+++ Information shown +++

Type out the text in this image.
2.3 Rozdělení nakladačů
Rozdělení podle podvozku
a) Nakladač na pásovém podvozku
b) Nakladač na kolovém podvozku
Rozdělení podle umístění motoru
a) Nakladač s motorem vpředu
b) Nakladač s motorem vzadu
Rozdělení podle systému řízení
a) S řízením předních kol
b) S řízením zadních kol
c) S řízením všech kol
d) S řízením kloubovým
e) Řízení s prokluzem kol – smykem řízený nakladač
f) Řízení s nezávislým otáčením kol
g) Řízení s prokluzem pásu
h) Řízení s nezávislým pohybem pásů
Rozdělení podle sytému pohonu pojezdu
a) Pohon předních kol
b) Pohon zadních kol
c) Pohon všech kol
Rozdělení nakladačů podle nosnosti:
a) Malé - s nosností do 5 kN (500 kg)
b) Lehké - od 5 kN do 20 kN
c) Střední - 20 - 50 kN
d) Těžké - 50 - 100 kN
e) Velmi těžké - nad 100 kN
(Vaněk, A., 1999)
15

+++

For the listing above, give the number of lines in which the string "podvozku" occurs, and nothing else.

Solution to the exercise:
3